Charcoal rot, a disease of Sorghum bicolor caused by Macrophomina spp, is of particular concern under high temperatures and drought stress. The necrotrophic pathogen invades vascular tissues, disrupting water and nutrient transport, which leads to water stress, nutrient deficiencies, stalk rot, and yield loss. Under optimal conditions, yield losses can be as high as 70%. Compounding the challenge, Macrophomina persists in soil for up to 15 years as microsclerotia and has a broad host range, rendering most conventional management practices ineffective. Given these limitations, alternative approaches that can enhance crop resistance and mitigate disease severity are needed.
Beneficial microbes, such as arbuscular mycorrhizal (AM) fungi, offer a promising avenue for improving plant defence against Macrophomina spp. These mycorrhizal fungi occur as complex communities in soils where they form symbiotic associations with plant roots, enhancing nutrient and water uptake. Additionally, AM fungi can prime systemic plant defence responses, and influence key metabolites, such as flavonoids and terpenoids, which play crucial roles in pathogen resistance. Such defence-enhancing effects are influenced by the composition of the AM fungal communities that associate with the host plant. Yet we currently do not know how pathogens, such as Macrophomina, affect AM fungal diversity in crop roots, and the dynamics of AM-mediated resistance in sorghum are still elusive.

TASKS TO PERFORM:
a) According to the passage on charcoal rot in sorghum, for how long can Macrophomina persist in soil, and in what form?
b) Continue the passage on charcoal rot and mycorrhizal fungi in sorghum from where it stops.

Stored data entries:
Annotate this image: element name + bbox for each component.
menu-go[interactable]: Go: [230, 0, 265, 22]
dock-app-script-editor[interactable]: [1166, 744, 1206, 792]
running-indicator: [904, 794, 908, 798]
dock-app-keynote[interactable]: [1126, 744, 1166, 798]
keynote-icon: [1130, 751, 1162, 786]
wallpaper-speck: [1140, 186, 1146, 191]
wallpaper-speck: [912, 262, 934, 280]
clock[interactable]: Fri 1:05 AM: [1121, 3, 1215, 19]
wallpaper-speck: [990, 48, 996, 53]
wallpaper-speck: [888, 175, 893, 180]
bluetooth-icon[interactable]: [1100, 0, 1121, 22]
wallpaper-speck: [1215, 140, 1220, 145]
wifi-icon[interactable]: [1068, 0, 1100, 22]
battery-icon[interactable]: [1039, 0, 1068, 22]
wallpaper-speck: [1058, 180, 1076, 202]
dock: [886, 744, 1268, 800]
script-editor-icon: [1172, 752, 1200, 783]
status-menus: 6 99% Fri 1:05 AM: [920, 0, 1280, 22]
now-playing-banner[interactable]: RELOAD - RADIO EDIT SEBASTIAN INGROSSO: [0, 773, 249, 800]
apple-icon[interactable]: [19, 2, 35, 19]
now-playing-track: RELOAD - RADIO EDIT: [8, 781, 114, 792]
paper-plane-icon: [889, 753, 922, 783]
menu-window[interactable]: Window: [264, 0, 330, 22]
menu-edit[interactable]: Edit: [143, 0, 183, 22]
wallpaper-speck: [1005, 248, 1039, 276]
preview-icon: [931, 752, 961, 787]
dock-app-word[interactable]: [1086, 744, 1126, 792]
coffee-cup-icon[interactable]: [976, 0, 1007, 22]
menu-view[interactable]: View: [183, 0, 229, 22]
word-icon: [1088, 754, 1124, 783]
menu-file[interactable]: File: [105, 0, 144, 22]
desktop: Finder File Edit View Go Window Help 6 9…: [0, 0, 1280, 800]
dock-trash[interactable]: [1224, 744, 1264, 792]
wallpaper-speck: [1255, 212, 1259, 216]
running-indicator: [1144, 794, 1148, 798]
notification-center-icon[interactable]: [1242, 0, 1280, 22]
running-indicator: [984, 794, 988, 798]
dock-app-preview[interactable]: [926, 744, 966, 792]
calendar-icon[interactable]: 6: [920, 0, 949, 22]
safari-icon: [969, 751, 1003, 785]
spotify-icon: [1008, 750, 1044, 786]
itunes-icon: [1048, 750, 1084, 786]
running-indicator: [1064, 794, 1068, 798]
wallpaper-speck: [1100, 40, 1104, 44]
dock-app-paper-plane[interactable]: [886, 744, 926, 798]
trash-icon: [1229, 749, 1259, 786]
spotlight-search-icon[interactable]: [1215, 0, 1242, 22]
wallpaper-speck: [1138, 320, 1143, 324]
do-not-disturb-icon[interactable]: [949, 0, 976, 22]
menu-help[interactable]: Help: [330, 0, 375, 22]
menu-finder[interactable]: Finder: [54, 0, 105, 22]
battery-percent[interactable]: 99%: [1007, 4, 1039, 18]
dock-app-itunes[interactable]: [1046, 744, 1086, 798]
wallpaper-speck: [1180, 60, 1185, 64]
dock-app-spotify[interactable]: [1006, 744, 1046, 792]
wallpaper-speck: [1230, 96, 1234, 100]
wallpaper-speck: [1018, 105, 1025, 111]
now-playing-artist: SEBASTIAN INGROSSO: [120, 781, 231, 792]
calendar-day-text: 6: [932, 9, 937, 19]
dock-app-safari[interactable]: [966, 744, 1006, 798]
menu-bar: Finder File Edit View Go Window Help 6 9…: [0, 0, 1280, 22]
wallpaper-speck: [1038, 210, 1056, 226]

ANSWERS FOR THIS EXERCISE:
a) Up to 15 years, as microsclerotia.

b)
We investigated this using a factorial glasshouse experiment in which sorghum was grown with different AM fungal communities or without AM fungi, and inoculated M. phaseolina (the most studied species of Macrophomina), or left pathogen-free. Plant phenotypic responses were monitored throughout by image analysis, and plants were harvested at three timepoints to assess temporal responses to treatments. In addition to measuring plant biomass and nutrient concentrations, defence-associated metabolites such as jasmonic acid and salicylic acid were measuring at each timepoint using liquid chromatography-mass spectrometry (LC-MS). The composition of the AM fungal communities in sorghum roots was assessed through 18S (SSU) DNA metabarcoding using Illumina NextSeq sequencing.
Initial analyses reveal significant differences in growth and chlorophyll levels among Sorghum bicolor plants subjected to different AM fungal communities, including controls without AM fungi. Photographic evidence demonstrates marked phenotypic variations, affirming the role of AM fungi in enhancing plant vigor. These promising preliminary findings pave the way for elucidating the mechanisms of AM fungal-mediated disease resistance in sorghum. The comprehensive data anticipated from this study are expected to significantly advance our understanding of the interactions between AM fungi, S. bicolor, and M. phaseolina, offering new strategies for managing soil-borne diseases and enhancing crop resilience.